-- Exercise requirements --
Select every line containing the word "Estimated" from the material, and copy those lines.

--- START Material supplied ---

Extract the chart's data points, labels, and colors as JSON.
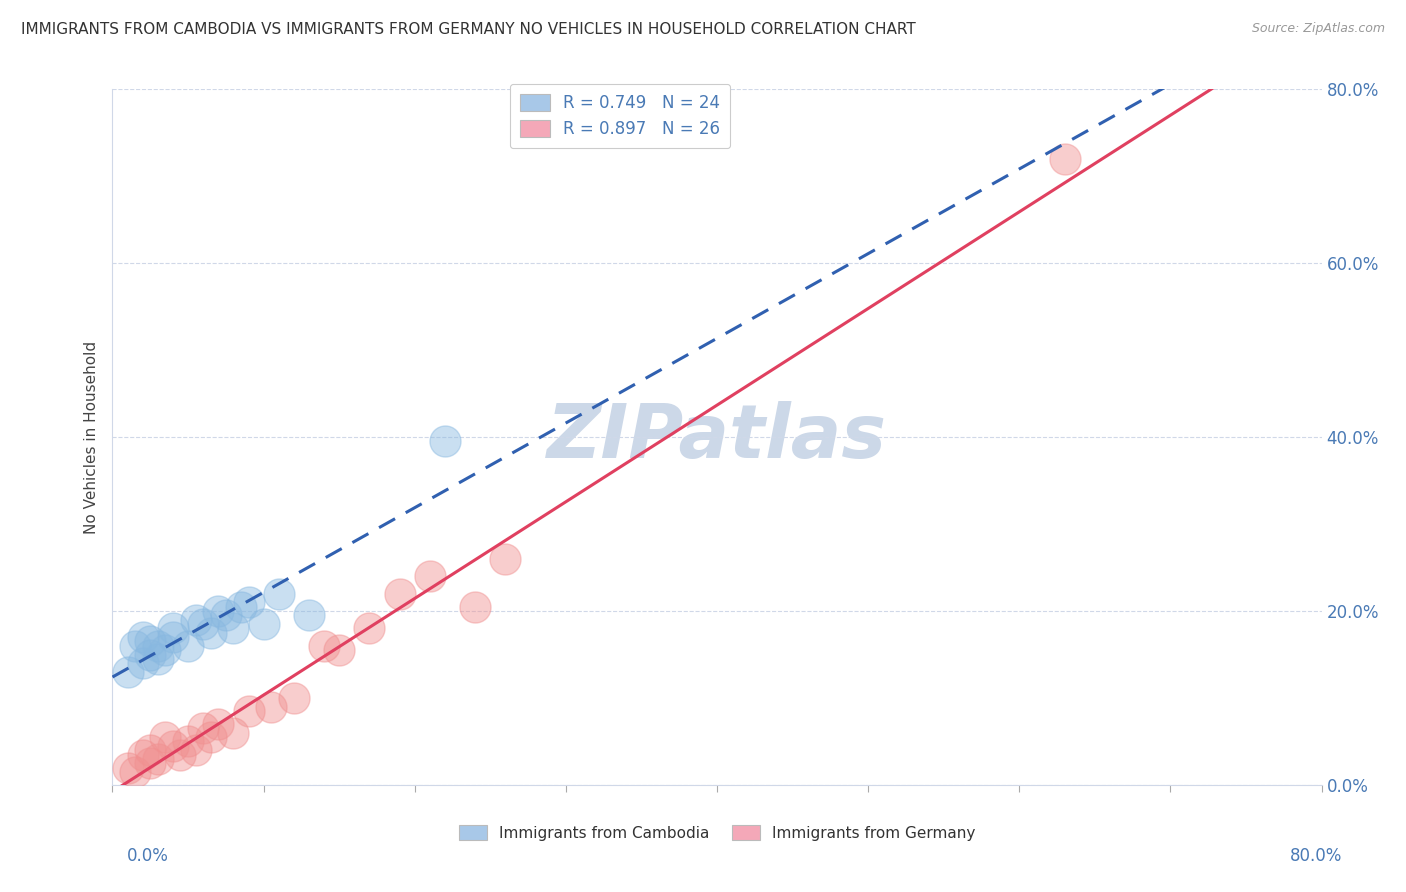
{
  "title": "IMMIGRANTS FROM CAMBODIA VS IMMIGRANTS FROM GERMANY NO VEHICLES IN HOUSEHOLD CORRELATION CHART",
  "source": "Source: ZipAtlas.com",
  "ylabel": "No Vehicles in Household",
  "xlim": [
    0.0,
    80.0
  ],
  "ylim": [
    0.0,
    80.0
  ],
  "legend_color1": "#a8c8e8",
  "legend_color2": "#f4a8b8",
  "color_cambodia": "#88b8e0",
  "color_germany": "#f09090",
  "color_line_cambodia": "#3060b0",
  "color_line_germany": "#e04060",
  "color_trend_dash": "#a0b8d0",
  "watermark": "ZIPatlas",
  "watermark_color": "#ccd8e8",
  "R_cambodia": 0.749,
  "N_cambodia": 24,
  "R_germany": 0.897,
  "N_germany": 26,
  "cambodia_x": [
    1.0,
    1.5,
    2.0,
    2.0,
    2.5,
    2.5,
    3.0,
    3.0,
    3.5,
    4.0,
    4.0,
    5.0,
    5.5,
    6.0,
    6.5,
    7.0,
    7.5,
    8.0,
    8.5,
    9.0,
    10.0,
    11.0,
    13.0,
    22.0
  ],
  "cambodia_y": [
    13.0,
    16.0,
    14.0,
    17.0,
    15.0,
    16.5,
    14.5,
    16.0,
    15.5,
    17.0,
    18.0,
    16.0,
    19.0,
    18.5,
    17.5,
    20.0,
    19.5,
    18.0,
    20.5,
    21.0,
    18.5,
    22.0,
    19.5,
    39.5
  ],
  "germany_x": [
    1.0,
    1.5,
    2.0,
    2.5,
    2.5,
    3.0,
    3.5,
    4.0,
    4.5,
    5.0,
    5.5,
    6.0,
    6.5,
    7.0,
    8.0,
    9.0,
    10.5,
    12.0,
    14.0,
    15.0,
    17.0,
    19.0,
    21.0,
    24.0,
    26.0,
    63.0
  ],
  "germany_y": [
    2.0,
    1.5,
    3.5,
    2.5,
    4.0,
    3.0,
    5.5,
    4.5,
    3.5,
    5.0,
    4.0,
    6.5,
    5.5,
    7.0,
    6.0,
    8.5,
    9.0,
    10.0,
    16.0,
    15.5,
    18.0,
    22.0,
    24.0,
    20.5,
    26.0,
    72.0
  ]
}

--- END Material supplied ---
--- START Material supplied ---

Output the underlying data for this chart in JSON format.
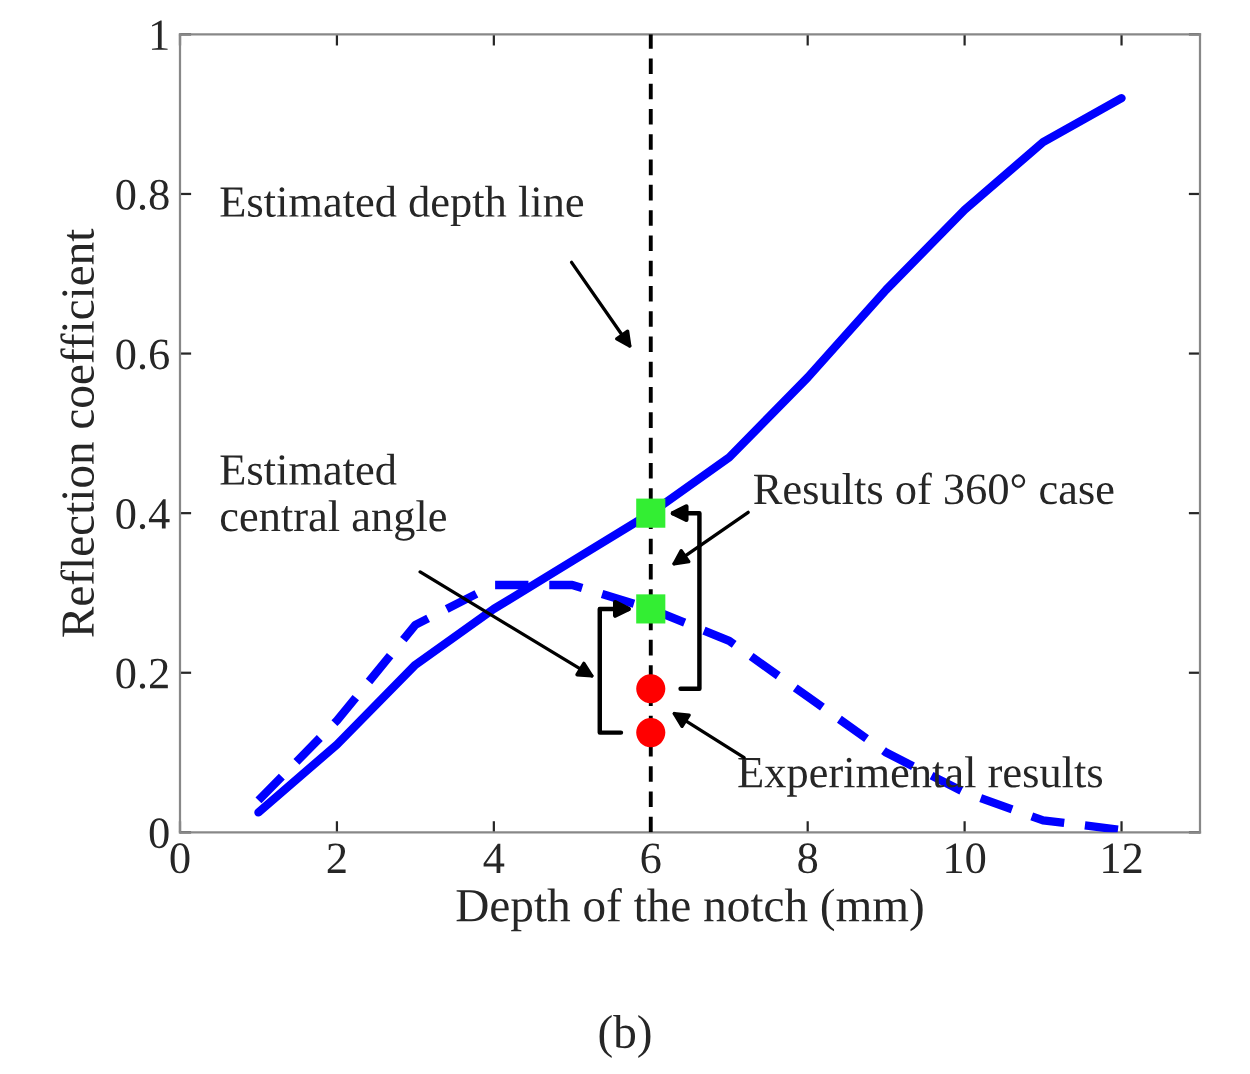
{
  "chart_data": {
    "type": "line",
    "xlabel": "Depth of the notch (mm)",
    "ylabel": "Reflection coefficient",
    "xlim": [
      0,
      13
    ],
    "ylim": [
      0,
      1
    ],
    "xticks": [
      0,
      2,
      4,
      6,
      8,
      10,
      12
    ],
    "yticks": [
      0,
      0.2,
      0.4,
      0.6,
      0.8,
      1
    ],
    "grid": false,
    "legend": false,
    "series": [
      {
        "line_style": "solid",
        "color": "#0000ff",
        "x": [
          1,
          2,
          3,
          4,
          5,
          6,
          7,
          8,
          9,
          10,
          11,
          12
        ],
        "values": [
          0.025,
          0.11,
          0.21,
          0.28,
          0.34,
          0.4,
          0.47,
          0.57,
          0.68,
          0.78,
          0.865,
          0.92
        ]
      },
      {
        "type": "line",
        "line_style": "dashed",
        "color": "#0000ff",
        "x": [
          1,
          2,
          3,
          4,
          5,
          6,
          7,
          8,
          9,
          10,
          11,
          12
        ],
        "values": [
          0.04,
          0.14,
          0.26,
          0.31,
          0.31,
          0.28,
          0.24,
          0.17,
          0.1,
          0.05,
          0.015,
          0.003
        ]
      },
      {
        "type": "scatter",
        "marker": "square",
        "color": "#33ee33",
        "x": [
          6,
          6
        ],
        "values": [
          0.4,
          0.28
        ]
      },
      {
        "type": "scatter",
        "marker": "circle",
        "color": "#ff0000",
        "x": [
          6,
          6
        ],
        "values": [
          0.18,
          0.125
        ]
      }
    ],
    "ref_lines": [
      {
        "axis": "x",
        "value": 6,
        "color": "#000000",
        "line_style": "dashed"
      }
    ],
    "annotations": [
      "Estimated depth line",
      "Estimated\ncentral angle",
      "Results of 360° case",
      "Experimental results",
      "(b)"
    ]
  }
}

--- END Material supplied ---
--- START Material supplied ---

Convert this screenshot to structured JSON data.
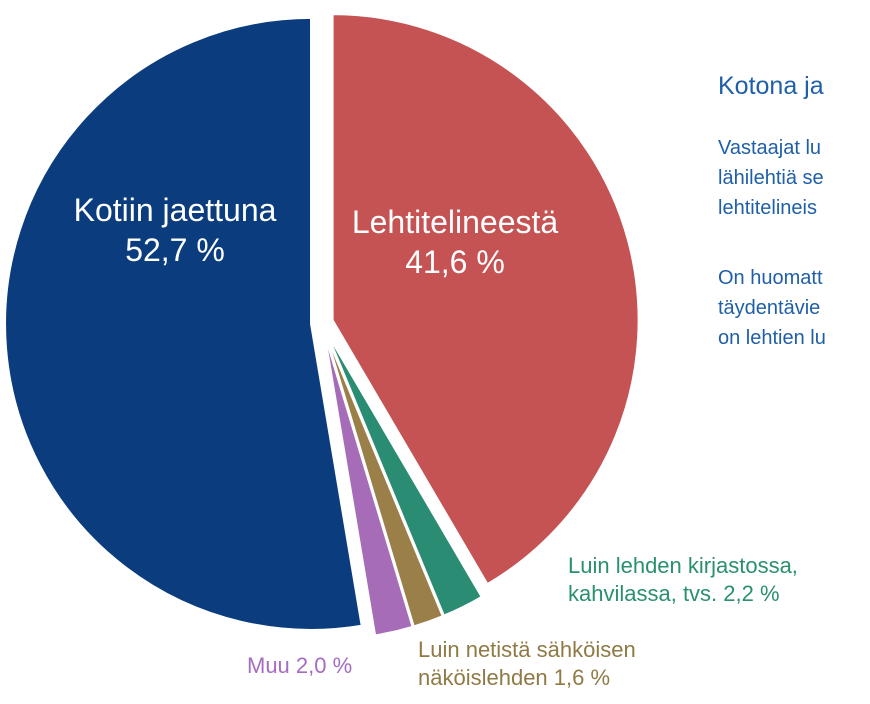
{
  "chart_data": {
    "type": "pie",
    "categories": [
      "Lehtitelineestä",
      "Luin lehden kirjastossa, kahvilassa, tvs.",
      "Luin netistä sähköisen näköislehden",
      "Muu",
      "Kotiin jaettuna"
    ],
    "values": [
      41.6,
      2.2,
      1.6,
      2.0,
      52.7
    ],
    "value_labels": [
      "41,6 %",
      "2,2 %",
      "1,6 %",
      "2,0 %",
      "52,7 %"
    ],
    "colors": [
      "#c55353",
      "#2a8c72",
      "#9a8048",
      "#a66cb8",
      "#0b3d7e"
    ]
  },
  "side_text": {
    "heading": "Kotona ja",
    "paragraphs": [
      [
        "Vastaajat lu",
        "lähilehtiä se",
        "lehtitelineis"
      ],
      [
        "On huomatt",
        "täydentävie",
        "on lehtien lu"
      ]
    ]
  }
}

--- END Material supplied ---

-- Answer below --
      "Estimated depth line",
      "Estimated\ncentral angle",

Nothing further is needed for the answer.